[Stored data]

- - - - - - -

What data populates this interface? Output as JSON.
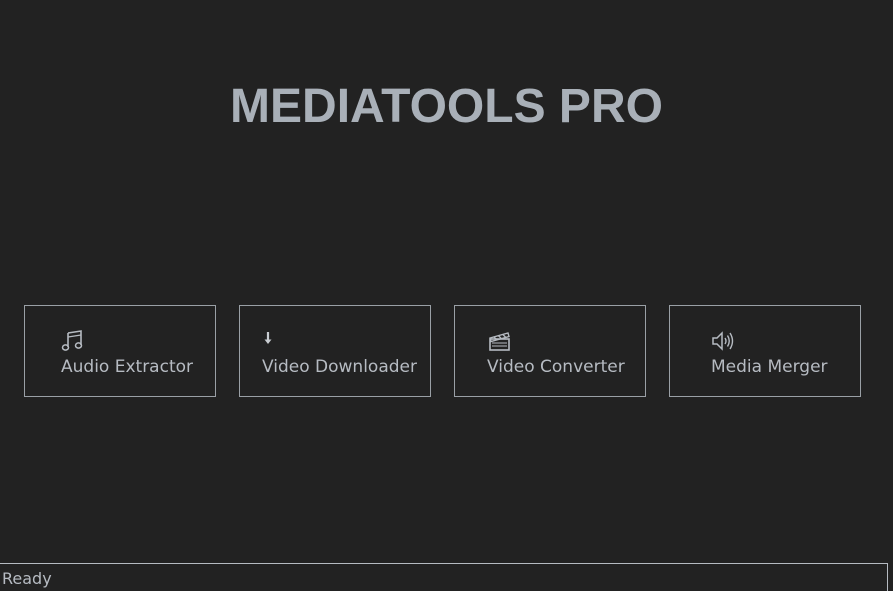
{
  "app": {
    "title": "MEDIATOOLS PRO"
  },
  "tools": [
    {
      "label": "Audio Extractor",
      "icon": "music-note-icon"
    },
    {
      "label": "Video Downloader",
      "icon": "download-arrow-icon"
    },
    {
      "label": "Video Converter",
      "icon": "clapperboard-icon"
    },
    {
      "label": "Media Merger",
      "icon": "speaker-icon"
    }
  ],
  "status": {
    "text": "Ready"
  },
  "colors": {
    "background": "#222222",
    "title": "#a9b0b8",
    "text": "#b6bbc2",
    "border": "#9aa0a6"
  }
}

- - - - - - -

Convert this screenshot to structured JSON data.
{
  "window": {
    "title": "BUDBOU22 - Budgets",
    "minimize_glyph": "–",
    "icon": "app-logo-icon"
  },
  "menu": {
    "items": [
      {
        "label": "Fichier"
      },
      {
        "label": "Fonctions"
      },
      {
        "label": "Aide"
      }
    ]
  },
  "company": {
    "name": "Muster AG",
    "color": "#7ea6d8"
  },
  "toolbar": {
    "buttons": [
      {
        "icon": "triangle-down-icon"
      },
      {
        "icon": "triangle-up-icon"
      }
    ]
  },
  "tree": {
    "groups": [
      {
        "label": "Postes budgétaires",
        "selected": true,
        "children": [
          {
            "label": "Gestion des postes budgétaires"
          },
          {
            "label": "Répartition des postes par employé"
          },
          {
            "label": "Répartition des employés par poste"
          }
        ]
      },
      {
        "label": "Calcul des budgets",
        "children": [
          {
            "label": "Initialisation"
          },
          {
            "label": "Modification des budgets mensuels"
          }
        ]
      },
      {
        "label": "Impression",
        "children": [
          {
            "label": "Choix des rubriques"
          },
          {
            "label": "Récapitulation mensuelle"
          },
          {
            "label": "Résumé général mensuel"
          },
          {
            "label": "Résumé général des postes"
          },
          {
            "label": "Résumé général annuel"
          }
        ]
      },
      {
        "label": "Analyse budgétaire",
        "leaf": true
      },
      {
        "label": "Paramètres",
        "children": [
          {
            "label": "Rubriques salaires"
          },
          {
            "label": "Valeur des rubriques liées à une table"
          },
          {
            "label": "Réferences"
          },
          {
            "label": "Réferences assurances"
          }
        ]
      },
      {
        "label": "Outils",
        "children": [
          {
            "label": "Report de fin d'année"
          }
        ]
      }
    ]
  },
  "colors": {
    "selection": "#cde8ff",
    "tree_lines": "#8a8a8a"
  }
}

- - - - - - -

Your objective: Where a line holds the string "icon", copy that line.

Problem solution:
      "icon": "music-note-icon"
      "icon": "download-arrow-icon"
      "icon": "clapperboard-icon"
      "icon": "speaker-icon"
    "icon": "app-logo-icon"
        "icon": "triangle-down-icon"
        "icon": "triangle-up-icon"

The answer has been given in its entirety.